## Your instructions
Calculate how many lines in the following records hold the word "text", and report that number without comment.

## Dataset rows

# # # # # # #

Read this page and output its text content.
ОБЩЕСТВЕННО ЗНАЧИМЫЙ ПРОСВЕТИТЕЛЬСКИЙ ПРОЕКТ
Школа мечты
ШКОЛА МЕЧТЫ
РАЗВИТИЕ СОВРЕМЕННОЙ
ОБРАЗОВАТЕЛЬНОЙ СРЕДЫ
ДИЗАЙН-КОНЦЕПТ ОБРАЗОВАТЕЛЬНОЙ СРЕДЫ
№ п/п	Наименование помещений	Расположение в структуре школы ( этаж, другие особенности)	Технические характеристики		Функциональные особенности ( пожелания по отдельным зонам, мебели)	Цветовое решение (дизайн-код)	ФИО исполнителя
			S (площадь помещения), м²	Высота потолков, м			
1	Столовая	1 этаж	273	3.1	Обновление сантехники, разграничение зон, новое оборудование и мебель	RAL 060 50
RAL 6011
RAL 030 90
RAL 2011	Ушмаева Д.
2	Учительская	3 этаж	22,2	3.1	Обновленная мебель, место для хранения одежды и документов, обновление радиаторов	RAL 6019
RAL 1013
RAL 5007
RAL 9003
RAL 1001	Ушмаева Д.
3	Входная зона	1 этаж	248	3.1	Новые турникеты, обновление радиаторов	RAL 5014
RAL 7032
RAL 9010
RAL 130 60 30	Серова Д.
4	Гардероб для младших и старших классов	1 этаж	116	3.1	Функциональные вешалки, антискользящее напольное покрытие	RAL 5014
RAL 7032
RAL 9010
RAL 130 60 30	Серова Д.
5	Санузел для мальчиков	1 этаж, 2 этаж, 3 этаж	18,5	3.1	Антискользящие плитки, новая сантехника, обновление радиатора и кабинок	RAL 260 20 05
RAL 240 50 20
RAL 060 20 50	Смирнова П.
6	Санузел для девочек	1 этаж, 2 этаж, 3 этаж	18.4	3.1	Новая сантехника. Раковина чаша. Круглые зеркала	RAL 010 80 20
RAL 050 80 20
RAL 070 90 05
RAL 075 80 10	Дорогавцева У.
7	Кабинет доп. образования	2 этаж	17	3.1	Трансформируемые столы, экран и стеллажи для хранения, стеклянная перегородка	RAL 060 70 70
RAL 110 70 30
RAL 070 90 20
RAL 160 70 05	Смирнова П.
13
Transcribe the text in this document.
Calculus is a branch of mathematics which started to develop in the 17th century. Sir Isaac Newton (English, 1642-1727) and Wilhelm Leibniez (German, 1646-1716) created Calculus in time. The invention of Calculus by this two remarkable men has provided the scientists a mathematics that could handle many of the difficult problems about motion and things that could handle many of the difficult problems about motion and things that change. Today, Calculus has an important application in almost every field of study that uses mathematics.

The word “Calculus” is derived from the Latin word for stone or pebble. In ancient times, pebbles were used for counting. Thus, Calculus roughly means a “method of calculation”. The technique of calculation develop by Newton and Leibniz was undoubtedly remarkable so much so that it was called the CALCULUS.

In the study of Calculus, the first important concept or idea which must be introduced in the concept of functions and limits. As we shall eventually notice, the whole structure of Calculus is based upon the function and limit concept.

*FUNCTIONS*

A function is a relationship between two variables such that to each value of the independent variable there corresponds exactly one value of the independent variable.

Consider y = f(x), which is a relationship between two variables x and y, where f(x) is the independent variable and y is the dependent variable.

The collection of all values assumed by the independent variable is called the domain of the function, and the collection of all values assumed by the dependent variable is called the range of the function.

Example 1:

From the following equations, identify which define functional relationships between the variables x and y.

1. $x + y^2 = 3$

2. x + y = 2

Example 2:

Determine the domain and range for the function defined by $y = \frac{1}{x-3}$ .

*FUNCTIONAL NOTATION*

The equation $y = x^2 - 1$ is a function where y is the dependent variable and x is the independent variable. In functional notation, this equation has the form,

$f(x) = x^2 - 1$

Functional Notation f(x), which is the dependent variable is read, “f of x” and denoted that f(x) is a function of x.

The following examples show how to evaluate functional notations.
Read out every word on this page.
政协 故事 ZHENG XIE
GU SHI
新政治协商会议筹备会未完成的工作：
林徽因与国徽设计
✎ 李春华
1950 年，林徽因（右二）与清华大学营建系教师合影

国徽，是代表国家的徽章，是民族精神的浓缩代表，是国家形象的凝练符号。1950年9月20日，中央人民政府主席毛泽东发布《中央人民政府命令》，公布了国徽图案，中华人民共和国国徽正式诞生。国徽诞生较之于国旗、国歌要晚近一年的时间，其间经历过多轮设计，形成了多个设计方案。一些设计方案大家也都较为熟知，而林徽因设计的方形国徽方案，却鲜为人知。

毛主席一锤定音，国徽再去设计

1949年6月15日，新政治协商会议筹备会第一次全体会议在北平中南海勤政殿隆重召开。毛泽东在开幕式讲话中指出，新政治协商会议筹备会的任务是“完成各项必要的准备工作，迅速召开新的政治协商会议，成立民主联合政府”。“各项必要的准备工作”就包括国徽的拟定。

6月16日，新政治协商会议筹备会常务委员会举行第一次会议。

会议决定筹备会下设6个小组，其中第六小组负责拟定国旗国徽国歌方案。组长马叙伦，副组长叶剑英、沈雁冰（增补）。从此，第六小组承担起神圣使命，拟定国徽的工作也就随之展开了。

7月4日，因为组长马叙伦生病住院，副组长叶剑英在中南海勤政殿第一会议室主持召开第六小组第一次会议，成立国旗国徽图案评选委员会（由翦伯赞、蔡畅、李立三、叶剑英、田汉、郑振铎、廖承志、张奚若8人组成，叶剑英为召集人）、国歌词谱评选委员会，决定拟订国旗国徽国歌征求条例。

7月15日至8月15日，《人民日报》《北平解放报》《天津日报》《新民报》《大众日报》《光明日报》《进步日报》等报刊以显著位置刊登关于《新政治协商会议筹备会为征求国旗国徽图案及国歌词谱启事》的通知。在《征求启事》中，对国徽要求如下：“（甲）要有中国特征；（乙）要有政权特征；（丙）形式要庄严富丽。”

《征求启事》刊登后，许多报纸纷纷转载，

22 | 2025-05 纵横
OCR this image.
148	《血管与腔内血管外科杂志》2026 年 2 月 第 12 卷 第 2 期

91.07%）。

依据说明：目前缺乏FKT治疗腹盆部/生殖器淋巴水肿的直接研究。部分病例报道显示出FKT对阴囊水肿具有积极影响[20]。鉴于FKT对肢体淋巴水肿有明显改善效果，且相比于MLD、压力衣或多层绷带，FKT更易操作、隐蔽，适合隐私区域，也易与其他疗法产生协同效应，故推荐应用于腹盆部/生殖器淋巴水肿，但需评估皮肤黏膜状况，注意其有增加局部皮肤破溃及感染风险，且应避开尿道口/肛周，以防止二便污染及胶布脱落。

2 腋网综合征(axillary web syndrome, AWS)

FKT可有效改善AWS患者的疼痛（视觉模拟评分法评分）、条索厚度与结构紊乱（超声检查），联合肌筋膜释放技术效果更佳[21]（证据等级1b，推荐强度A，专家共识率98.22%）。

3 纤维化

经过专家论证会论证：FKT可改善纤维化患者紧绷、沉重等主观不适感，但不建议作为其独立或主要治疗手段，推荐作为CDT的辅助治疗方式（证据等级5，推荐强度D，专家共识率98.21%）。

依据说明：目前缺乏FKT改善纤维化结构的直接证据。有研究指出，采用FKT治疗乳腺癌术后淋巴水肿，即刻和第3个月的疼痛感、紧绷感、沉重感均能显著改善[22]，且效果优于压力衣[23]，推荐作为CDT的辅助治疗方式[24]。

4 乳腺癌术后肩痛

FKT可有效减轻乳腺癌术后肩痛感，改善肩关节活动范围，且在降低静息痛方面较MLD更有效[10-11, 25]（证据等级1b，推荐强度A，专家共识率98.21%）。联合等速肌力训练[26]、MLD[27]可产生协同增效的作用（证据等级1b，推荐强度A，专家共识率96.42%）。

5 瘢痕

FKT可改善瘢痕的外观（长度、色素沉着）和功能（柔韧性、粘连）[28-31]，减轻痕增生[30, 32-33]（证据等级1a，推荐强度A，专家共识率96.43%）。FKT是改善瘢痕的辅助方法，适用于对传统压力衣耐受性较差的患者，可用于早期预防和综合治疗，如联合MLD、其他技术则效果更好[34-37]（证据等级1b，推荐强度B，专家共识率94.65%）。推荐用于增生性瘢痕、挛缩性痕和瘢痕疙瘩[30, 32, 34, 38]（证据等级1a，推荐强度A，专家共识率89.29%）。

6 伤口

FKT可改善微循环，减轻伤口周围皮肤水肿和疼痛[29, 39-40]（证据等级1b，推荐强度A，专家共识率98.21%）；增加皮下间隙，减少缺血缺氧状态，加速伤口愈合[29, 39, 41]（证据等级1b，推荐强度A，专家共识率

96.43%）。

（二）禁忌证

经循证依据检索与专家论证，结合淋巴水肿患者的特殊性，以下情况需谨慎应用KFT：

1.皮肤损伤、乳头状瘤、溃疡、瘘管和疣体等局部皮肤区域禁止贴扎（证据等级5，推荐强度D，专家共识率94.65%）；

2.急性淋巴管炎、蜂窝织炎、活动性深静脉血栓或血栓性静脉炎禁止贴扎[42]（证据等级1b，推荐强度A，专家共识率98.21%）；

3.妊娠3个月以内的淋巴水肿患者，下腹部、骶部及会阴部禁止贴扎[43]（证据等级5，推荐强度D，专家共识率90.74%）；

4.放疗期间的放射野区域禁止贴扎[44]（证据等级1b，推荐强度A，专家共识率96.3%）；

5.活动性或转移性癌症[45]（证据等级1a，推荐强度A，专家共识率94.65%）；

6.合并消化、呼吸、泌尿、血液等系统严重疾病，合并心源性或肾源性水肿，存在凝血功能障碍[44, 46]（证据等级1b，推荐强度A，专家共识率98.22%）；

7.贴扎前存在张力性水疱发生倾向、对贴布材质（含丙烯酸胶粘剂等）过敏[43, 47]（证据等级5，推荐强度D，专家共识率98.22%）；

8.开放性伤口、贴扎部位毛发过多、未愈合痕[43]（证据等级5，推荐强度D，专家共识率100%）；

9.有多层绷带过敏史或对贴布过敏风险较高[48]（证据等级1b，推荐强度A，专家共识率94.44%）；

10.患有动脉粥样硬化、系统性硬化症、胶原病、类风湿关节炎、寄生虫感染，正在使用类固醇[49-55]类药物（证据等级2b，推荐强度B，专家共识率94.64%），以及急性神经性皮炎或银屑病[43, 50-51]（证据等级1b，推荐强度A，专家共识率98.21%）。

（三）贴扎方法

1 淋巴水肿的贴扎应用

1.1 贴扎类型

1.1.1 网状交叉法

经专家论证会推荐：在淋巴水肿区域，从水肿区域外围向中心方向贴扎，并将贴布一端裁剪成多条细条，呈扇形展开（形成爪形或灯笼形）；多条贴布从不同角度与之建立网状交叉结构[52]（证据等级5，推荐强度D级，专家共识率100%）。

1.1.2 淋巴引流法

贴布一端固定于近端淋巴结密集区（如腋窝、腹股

# # # # # # #

## Task output
2